■ REQUEST: Retype the records below exactly as they appear.

_ _ _

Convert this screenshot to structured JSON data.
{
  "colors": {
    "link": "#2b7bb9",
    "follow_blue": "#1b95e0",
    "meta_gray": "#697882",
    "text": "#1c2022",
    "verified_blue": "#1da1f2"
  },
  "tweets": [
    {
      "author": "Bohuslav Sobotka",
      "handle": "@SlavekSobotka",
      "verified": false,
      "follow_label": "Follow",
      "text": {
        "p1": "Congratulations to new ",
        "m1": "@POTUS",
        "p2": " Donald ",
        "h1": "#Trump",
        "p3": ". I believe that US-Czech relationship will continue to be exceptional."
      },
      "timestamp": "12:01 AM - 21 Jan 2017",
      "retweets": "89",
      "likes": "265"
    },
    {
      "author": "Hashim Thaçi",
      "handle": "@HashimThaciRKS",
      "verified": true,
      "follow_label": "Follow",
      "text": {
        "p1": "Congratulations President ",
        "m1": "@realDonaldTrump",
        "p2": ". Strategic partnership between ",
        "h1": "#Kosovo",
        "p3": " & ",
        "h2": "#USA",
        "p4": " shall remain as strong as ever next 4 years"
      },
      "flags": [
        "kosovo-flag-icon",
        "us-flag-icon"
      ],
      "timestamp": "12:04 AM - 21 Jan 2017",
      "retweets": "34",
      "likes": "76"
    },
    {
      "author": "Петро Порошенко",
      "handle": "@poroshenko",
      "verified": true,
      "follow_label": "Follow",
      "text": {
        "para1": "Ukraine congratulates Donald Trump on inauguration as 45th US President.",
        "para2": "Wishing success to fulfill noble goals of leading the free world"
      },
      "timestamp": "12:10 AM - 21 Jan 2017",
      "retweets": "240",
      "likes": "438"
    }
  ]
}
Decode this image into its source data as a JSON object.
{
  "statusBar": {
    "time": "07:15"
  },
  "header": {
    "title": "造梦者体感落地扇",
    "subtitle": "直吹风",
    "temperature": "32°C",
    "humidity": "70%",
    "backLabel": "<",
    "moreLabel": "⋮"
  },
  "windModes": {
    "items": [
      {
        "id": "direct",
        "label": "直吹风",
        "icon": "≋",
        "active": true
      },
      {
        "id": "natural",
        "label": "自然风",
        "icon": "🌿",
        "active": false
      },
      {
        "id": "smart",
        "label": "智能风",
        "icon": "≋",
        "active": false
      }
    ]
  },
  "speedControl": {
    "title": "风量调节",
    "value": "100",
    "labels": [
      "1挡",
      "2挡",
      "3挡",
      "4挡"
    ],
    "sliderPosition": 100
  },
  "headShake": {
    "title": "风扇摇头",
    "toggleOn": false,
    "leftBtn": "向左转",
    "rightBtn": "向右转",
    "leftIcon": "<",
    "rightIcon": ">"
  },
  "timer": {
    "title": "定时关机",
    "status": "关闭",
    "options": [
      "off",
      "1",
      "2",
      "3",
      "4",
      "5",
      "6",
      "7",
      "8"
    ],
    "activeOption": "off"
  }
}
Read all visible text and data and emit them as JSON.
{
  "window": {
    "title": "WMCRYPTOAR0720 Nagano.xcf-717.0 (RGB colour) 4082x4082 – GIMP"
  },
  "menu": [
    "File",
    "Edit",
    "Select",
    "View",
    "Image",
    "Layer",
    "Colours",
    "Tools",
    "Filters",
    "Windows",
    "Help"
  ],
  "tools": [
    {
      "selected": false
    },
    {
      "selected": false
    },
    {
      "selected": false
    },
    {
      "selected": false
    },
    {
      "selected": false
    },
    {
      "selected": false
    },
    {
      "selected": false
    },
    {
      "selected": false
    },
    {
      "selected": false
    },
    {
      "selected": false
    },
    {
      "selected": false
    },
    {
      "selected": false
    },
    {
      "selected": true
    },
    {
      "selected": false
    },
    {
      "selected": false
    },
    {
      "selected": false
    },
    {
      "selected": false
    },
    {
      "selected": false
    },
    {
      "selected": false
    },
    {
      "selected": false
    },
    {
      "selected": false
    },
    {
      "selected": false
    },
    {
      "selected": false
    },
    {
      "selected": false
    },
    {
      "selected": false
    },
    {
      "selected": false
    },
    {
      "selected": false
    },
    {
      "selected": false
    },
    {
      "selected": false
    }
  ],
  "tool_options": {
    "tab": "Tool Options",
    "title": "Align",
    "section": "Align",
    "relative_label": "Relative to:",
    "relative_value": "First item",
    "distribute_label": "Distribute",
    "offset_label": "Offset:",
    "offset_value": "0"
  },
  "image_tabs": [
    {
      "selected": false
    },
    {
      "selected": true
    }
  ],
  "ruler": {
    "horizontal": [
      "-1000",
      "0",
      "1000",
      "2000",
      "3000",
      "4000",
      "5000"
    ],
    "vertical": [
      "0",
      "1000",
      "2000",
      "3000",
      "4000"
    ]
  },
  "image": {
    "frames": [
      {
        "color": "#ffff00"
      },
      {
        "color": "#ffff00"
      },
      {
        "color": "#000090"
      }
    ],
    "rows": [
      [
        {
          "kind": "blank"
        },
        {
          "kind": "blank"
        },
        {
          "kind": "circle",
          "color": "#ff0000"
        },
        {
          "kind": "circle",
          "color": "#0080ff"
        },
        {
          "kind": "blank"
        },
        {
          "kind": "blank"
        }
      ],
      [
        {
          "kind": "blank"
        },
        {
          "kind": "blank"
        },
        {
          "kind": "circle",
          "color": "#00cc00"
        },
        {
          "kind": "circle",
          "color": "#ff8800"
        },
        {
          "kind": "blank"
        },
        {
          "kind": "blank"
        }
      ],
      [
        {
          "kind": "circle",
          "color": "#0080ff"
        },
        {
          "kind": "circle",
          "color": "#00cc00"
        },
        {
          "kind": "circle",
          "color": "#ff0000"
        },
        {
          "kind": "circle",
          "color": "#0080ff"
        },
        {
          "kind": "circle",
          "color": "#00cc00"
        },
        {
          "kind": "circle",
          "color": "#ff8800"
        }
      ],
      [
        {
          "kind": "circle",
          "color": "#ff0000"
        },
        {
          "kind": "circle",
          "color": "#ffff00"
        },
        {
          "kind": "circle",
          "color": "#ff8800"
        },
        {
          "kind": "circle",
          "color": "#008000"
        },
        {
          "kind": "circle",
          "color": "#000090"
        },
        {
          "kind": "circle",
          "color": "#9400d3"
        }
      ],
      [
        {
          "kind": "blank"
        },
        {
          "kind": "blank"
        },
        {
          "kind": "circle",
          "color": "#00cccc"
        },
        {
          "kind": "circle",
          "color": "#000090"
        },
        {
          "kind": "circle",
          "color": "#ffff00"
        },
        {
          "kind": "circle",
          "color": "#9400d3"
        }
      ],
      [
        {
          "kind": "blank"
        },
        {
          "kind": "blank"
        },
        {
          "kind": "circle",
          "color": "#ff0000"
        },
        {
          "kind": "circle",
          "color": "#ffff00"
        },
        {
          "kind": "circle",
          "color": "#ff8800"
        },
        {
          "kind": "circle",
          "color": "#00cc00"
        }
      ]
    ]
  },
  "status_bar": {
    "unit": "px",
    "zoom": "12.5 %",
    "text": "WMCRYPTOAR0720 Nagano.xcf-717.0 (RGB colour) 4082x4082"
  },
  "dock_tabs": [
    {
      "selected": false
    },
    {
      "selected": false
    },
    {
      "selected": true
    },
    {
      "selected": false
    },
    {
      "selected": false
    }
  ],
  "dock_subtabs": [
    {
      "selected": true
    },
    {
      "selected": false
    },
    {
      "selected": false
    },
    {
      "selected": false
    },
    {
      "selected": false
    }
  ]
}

_ _ _

■ EXERCISE RESULT:
Convert this screenshot to structured JSON data.
{
  "colors": {
    "link": "#2b7bb9",
    "follow_blue": "#1b95e0",
    "meta_gray": "#697882",
    "text": "#1c2022",
    "verified_blue": "#1da1f2"
  },
  "tweets": [
    {
      "author": "Bohuslav Sobotka",
      "handle": "@SlavekSobotka",
      "verified": false,
      "follow_label": "Follow",
      "text": {
        "p1": "Congratulations to new ",
        "m1": "@POTUS",
        "p2": " Donald ",
        "h1": "#Trump",
        "p3": ". I believe that US-Czech relationship will continue to be exceptional."
      },
      "timestamp": "12:01 AM - 21 Jan 2017",
      "retweets": "89",
      "likes": "265"
    },
    {
      "author": "Hashim Thaçi",
      "handle": "@HashimThaciRKS",
      "verified": true,
      "follow_label": "Follow",
      "text": {
        "p1": "Congratulations President ",
        "m1": "@realDonaldTrump",
        "p2": ". Strategic partnership between ",
        "h1": "#Kosovo",
        "p3": " & ",
        "h2": "#USA",
        "p4": " shall remain as strong as ever next 4 years"
      },
      "flags": [
        "kosovo-flag-icon",
        "us-flag-icon"
      ],
      "timestamp": "12:04 AM - 21 Jan 2017",
      "retweets": "34",
      "likes": "76"
    },
    {
      "author": "Петро Порошенко",
      "handle": "@poroshenko",
      "verified": true,
      "follow_label": "Follow",
      "text": {
        "para1": "Ukraine congratulates Donald Trump on inauguration as 45th US President.",
        "para2": "Wishing success to fulfill noble goals of leading the free world"
      },
      "timestamp": "12:10 AM - 21 Jan 2017",
      "retweets": "240",
      "likes": "438"
    }
  ]
}
Decode this image into its source data as a JSON object.
{
  "statusBar": {
    "time": "07:15"
  },
  "header": {
    "title": "造梦者体感落地扇",
    "subtitle": "直吹风",
    "temperature": "32°C",
    "humidity": "70%",
    "backLabel": "<",
    "moreLabel": "⋮"
  },
  "windModes": {
    "items": [
      {
        "id": "direct",
        "label": "直吹风",
        "icon": "≋",
        "active": true
      },
      {
        "id": "natural",
        "label": "自然风",
        "icon": "🌿",
        "active": false
      },
      {
        "id": "smart",
        "label": "智能风",
        "icon": "≋",
        "active": false
      }
    ]
  },
  "speedControl": {
    "title": "风量调节",
    "value": "100",
    "labels": [
      "1挡",
      "2挡",
      "3挡",
      "4挡"
    ],
    "sliderPosition": 100
  },
  "headShake": {
    "title": "风扇摇头",
    "toggleOn": false,
    "leftBtn": "向左转",
    "rightBtn": "向右转",
    "leftIcon": "<",
    "rightIcon": ">"
  },
  "timer": {
    "title": "定时关机",
    "status": "关闭",
    "options": [
      "off",
      "1",
      "2",
      "3",
      "4",
      "5",
      "6",
      "7",
      "8"
    ],
    "activeOption": "off"
  }
}
Read all visible text and data and emit them as JSON.
{
  "window": {
    "title": "WMCRYPTOAR0720 Nagano.xcf-717.0 (RGB colour) 4082x4082 – GIMP"
  },
  "menu": [
    "File",
    "Edit",
    "Select",
    "View",
    "Image",
    "Layer",
    "Colours",
    "Tools",
    "Filters",
    "Windows",
    "Help"
  ],
  "tools": [
    {
      "selected": false
    },
    {
      "selected": false
    },
    {
      "selected": false
    },
    {
      "selected": false
    },
    {
      "selected": false
    },
    {
      "selected": false
    },
    {
      "selected": false
    },
    {
      "selected": false
    },
    {
      "selected": false
    },
    {
      "selected": false
    },
    {
      "selected": false
    },
    {
      "selected": false
    },
    {
      "selected": true
    },
    {
      "selected": false
    },
    {
      "selected": false
    },
    {
      "selected": false
    },
    {
      "selected": false
    },
    {
      "selected": false
    },
    {
      "selected": false
    },
    {
      "selected": false
    },
    {
      "selected": false
    },
    {
      "selected": false
    },
    {
      "selected": false
    },
    {
      "selected": false
    },
    {
      "selected": false
    },
    {
      "selected": false
    },
    {
      "selected": false
    },
    {
      "selected": false
    },
    {
      "selected": false
    }
  ],
  "tool_options": {
    "tab": "Tool Options",
    "title": "Align",
    "section": "Align",
    "relative_label": "Relative to:",
    "relative_value": "First item",
    "distribute_label": "Distribute",
    "offset_label": "Offset:",
    "offset_value": "0"
  },
  "image_tabs": [
    {
      "selected": false
    },
    {
      "selected": true
    }
  ],
  "ruler": {
    "horizontal": [
      "-1000",
      "0",
      "1000",
      "2000",
      "3000",
      "4000",
      "5000"
    ],
    "vertical": [
      "0",
      "1000",
      "2000",
      "3000",
      "4000"
    ]
  },
  "image": {
    "frames": [
      {
        "color": "#ffff00"
      },
      {
        "color": "#ffff00"
      },
      {
        "color": "#000090"
      }
    ],
    "rows": [
      [
        {
          "kind": "blank"
        },
        {
          "kind": "blank"
        },
        {
          "kind": "circle",
          "color": "#ff0000"
        },
        {
          "kind": "circle",
          "color": "#0080ff"
        },
        {
          "kind": "blank"
        },
        {
          "kind": "blank"
        }
      ],
      [
        {
          "kind": "blank"
        },
        {
          "kind": "blank"
        },
        {
          "kind": "circle",
          "color": "#00cc00"
        },
        {
          "kind": "circle",
          "color": "#ff8800"
        },
        {
          "kind": "blank"
        },
        {
          "kind": "blank"
        }
      ],
      [
        {
          "kind": "circle",
          "color": "#0080ff"
        },
        {
          "kind": "circle",
          "color": "#00cc00"
        },
        {
          "kind": "circle",
          "color": "#ff0000"
        },
        {
          "kind": "circle",
          "color": "#0080ff"
        },
        {
          "kind": "circle",
          "color": "#00cc00"
        },
        {
          "kind": "circle",
          "color": "#ff8800"
        }
      ],
      [
        {
          "kind": "circle",
          "color": "#ff0000"
        },
        {
          "kind": "circle",
          "color": "#ffff00"
        },
        {
          "kind": "circle",
          "color": "#ff8800"
        },
        {
          "kind": "circle",
          "color": "#008000"
        },
        {
          "kind": "circle",
          "color": "#000090"
        },
        {
          "kind": "circle",
          "color": "#9400d3"
        }
      ],
      [
        {
          "kind": "blank"
        },
        {
          "kind": "blank"
        },
        {
          "kind": "circle",
          "color": "#00cccc"
        },
        {
          "kind": "circle",
          "color": "#000090"
        },
        {
          "kind": "circle",
          "color": "#ffff00"
        },
        {
          "kind": "circle",
          "color": "#9400d3"
        }
      ],
      [
        {
          "kind": "blank"
        },
        {
          "kind": "blank"
        },
        {
          "kind": "circle",
          "color": "#ff0000"
        },
        {
          "kind": "circle",
          "color": "#ffff00"
        },
        {
          "kind": "circle",
          "color": "#ff8800"
        },
        {
          "kind": "circle",
          "color": "#00cc00"
        }
      ]
    ]
  },
  "status_bar": {
    "unit": "px",
    "zoom": "12.5 %",
    "text": "WMCRYPTOAR0720 Nagano.xcf-717.0 (RGB colour) 4082x4082"
  },
  "dock_tabs": [
    {
      "selected": false
    },
    {
      "selected": false
    },
    {
      "selected": true
    },
    {
      "selected": false
    },
    {
      "selected": false
    }
  ],
  "dock_subtabs": [
    {
      "selected": true
    },
    {
      "selected": false
    },
    {
      "selected": false
    },
    {
      "selected": false
    },
    {
      "selected": false
    }
  ]
}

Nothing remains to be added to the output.